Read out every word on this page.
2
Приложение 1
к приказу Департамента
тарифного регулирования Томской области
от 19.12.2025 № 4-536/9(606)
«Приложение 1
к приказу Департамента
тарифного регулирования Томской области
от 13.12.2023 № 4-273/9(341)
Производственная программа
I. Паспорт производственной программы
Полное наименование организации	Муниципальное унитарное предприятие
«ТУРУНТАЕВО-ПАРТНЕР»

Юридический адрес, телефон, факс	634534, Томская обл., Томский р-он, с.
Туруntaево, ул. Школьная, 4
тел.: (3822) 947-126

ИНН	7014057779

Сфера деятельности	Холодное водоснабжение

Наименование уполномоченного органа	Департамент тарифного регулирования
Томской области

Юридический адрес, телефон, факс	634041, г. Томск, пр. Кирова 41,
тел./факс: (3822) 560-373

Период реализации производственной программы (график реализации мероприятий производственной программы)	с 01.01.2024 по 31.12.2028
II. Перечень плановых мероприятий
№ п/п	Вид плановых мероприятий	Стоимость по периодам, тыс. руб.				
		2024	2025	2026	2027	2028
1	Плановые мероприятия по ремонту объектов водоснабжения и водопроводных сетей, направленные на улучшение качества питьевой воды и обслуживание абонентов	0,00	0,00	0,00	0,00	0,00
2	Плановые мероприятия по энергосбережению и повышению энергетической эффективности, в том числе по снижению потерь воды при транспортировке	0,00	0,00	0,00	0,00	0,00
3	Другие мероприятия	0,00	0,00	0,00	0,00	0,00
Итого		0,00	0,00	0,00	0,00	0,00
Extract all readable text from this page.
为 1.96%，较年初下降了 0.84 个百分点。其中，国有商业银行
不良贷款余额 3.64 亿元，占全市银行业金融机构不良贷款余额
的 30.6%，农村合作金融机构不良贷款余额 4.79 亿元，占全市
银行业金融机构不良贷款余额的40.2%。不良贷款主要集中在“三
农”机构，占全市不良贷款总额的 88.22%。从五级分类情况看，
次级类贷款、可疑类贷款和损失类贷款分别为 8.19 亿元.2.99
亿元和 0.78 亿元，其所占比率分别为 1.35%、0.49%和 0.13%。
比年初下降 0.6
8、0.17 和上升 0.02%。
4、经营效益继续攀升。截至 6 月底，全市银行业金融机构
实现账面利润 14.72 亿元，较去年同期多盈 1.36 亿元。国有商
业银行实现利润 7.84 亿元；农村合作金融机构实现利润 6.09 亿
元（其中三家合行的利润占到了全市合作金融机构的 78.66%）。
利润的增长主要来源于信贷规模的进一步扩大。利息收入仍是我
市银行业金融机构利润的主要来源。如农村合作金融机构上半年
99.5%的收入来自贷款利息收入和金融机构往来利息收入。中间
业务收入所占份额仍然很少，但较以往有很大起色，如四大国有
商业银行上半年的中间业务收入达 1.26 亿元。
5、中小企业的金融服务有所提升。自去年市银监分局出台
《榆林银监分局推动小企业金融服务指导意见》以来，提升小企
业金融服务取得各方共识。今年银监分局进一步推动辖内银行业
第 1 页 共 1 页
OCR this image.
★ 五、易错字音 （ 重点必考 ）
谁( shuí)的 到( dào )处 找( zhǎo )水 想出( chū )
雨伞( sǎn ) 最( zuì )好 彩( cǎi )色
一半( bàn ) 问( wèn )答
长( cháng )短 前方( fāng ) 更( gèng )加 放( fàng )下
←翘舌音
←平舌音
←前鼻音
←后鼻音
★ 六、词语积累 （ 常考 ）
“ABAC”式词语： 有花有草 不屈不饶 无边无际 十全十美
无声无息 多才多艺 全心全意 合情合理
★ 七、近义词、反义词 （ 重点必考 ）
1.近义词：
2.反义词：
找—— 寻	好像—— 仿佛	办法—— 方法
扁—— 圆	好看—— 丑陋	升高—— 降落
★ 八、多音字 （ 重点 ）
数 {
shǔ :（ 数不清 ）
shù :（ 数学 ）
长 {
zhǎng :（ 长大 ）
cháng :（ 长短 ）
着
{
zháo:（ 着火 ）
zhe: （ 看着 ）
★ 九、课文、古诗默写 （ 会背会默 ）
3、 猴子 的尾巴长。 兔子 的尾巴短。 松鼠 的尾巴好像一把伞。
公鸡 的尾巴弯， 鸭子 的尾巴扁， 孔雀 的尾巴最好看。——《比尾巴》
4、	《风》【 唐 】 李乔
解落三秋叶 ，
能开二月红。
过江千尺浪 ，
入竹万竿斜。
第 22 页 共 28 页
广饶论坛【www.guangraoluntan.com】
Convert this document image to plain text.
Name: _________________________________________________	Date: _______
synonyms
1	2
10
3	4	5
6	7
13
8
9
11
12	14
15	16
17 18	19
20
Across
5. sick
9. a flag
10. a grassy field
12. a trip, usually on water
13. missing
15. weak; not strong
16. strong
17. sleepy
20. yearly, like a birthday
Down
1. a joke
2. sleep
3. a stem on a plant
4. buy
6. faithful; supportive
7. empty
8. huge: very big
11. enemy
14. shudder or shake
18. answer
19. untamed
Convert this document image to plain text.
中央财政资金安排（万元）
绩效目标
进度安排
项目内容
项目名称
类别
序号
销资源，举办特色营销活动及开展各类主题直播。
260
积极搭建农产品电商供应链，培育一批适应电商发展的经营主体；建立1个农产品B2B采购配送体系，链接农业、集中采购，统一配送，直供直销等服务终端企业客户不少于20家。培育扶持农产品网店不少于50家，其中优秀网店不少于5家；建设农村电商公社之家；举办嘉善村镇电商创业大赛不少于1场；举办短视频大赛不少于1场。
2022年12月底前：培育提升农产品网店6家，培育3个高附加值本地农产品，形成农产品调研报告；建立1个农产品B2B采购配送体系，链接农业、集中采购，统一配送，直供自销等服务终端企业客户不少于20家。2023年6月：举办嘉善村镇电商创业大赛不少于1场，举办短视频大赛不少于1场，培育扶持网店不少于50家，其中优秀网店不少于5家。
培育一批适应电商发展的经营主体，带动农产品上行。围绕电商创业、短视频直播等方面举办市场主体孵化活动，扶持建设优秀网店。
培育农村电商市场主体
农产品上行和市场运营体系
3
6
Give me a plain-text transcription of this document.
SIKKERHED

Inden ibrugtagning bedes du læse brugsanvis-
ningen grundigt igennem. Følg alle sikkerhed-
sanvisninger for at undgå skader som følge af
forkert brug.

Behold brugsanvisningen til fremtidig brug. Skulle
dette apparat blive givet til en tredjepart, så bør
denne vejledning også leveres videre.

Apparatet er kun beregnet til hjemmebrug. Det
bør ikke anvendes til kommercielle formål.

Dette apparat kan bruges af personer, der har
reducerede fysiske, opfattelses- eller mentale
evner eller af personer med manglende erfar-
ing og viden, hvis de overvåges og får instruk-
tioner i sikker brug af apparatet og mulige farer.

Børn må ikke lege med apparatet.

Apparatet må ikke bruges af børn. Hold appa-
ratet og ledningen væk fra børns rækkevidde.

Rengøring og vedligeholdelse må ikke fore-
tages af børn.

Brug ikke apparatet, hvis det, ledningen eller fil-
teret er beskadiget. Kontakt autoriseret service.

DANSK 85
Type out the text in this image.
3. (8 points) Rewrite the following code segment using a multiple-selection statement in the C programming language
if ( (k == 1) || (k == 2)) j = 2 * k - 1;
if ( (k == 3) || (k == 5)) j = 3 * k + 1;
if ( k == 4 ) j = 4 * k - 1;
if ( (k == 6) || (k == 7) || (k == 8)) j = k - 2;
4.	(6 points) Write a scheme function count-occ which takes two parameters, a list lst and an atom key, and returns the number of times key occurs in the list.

:::::

- [EXERCISE DESCRIPTION]:
From the listing above, extract all records word for word.

- [RESULT]:
Read out every word on this page.
2
Приложение 1
к приказу Департамента
тарифного регулирования Томской области
от 19.12.2025 № 4-536/9(606)
«Приложение 1
к приказу Департамента
тарифного регулирования Томской области
от 13.12.2023 № 4-273/9(341)
Производственная программа
I. Паспорт производственной программы
Полное наименование организации	Муниципальное унитарное предприятие
«ТУРУНТАЕВО-ПАРТНЕР»

Юридический адрес, телефон, факс	634534, Томская обл., Томский р-он, с.
Туруntaево, ул. Школьная, 4
тел.: (3822) 947-126

ИНН	7014057779

Сфера деятельности	Холодное водоснабжение

Наименование уполномоченного органа	Департамент тарифного регулирования
Томской области

Юридический адрес, телефон, факс	634041, г. Томск, пр. Кирова 41,
тел./факс: (3822) 560-373

Период реализации производственной программы (график реализации мероприятий производственной программы)	с 01.01.2024 по 31.12.2028
II. Перечень плановых мероприятий
№ п/п	Вид плановых мероприятий	Стоимость по периодам, тыс. руб.				
		2024	2025	2026	2027	2028
1	Плановые мероприятия по ремонту объектов водоснабжения и водопроводных сетей, направленные на улучшение качества питьевой воды и обслуживание абонентов	0,00	0,00	0,00	0,00	0,00
2	Плановые мероприятия по энергосбережению и повышению энергетической эффективности, в том числе по снижению потерь воды при транспортировке	0,00	0,00	0,00	0,00	0,00
3	Другие мероприятия	0,00	0,00	0,00	0,00	0,00
Итого		0,00	0,00	0,00	0,00	0,00
Extract all readable text from this page.
为 1.96%，较年初下降了 0.84 个百分点。其中，国有商业银行
不良贷款余额 3.64 亿元，占全市银行业金融机构不良贷款余额
的 30.6%，农村合作金融机构不良贷款余额 4.79 亿元，占全市
银行业金融机构不良贷款余额的40.2%。不良贷款主要集中在“三
农”机构，占全市不良贷款总额的 88.22%。从五级分类情况看，
次级类贷款、可疑类贷款和损失类贷款分别为 8.19 亿元.2.99
亿元和 0.78 亿元，其所占比率分别为 1.35%、0.49%和 0.13%。
比年初下降 0.6
8、0.17 和上升 0.02%。
4、经营效益继续攀升。截至 6 月底，全市银行业金融机构
实现账面利润 14.72 亿元，较去年同期多盈 1.36 亿元。国有商
业银行实现利润 7.84 亿元；农村合作金融机构实现利润 6.09 亿
元（其中三家合行的利润占到了全市合作金融机构的 78.66%）。
利润的增长主要来源于信贷规模的进一步扩大。利息收入仍是我
市银行业金融机构利润的主要来源。如农村合作金融机构上半年
99.5%的收入来自贷款利息收入和金融机构往来利息收入。中间
业务收入所占份额仍然很少，但较以往有很大起色，如四大国有
商业银行上半年的中间业务收入达 1.26 亿元。
5、中小企业的金融服务有所提升。自去年市银监分局出台
《榆林银监分局推动小企业金融服务指导意见》以来，提升小企
业金融服务取得各方共识。今年银监分局进一步推动辖内银行业
第 1 页 共 1 页
OCR this image.
★ 五、易错字音 （ 重点必考 ）
谁( shuí)的 到( dào )处 找( zhǎo )水 想出( chū )
雨伞( sǎn ) 最( zuì )好 彩( cǎi )色
一半( bàn ) 问( wèn )答
长( cháng )短 前方( fāng ) 更( gèng )加 放( fàng )下
←翘舌音
←平舌音
←前鼻音
←后鼻音
★ 六、词语积累 （ 常考 ）
“ABAC”式词语： 有花有草 不屈不饶 无边无际 十全十美
无声无息 多才多艺 全心全意 合情合理
★ 七、近义词、反义词 （ 重点必考 ）
1.近义词：
2.反义词：
找—— 寻	好像—— 仿佛	办法—— 方法
扁—— 圆	好看—— 丑陋	升高—— 降落
★ 八、多音字 （ 重点 ）
数 {
shǔ :（ 数不清 ）
shù :（ 数学 ）
长 {
zhǎng :（ 长大 ）
cháng :（ 长短 ）
着
{
zháo:（ 着火 ）
zhe: （ 看着 ）
★ 九、课文、古诗默写 （ 会背会默 ）
3、 猴子 的尾巴长。 兔子 的尾巴短。 松鼠 的尾巴好像一把伞。
公鸡 的尾巴弯， 鸭子 的尾巴扁， 孔雀 的尾巴最好看。——《比尾巴》
4、	《风》【 唐 】 李乔
解落三秋叶 ，
能开二月红。
过江千尺浪 ，
入竹万竿斜。
第 22 页 共 28 页
广饶论坛【www.guangraoluntan.com】
Convert this document image to plain text.
Name: _________________________________________________	Date: _______
synonyms
1	2
10
3	4	5
6	7
13
8
9
11
12	14
15	16
17 18	19
20
Across
5. sick
9. a flag
10. a grassy field
12. a trip, usually on water
13. missing
15. weak; not strong
16. strong
17. sleepy
20. yearly, like a birthday
Down
1. a joke
2. sleep
3. a stem on a plant
4. buy
6. faithful; supportive
7. empty
8. huge: very big
11. enemy
14. shudder or shake
18. answer
19. untamed
Convert this document image to plain text.
中央财政资金安排（万元）
绩效目标
进度安排
项目内容
项目名称
类别
序号
销资源，举办特色营销活动及开展各类主题直播。
260
积极搭建农产品电商供应链，培育一批适应电商发展的经营主体；建立1个农产品B2B采购配送体系，链接农业、集中采购，统一配送，直供直销等服务终端企业客户不少于20家。培育扶持农产品网店不少于50家，其中优秀网店不少于5家；建设农村电商公社之家；举办嘉善村镇电商创业大赛不少于1场；举办短视频大赛不少于1场。
2022年12月底前：培育提升农产品网店6家，培育3个高附加值本地农产品，形成农产品调研报告；建立1个农产品B2B采购配送体系，链接农业、集中采购，统一配送，直供自销等服务终端企业客户不少于20家。2023年6月：举办嘉善村镇电商创业大赛不少于1场，举办短视频大赛不少于1场，培育扶持网店不少于50家，其中优秀网店不少于5家。
培育一批适应电商发展的经营主体，带动农产品上行。围绕电商创业、短视频直播等方面举办市场主体孵化活动，扶持建设优秀网店。
培育农村电商市场主体
农产品上行和市场运营体系
3
6
Give me a plain-text transcription of this document.
SIKKERHED

Inden ibrugtagning bedes du læse brugsanvis-
ningen grundigt igennem. Følg alle sikkerhed-
sanvisninger for at undgå skader som følge af
forkert brug.

Behold brugsanvisningen til fremtidig brug. Skulle
dette apparat blive givet til en tredjepart, så bør
denne vejledning også leveres videre.

Apparatet er kun beregnet til hjemmebrug. Det
bør ikke anvendes til kommercielle formål.

Dette apparat kan bruges af personer, der har
reducerede fysiske, opfattelses- eller mentale
evner eller af personer med manglende erfar-
ing og viden, hvis de overvåges og får instruk-
tioner i sikker brug af apparatet og mulige farer.

Børn må ikke lege med apparatet.

Apparatet må ikke bruges af børn. Hold appa-
ratet og ledningen væk fra børns rækkevidde.

Rengøring og vedligeholdelse må ikke fore-
tages af børn.

Brug ikke apparatet, hvis det, ledningen eller fil-
teret er beskadiget. Kontakt autoriseret service.

DANSK 85
Type out the text in this image.
3. (8 points) Rewrite the following code segment using a multiple-selection statement in the C programming language
if ( (k == 1) || (k == 2)) j = 2 * k - 1;
if ( (k == 3) || (k == 5)) j = 3 * k + 1;
if ( k == 4 ) j = 4 * k - 1;
if ( (k == 6) || (k == 7) || (k == 8)) j = k - 2;
4.	(6 points) Write a scheme function count-occ which takes two parameters, a list lst and an atom key, and returns the number of times key occurs in the list.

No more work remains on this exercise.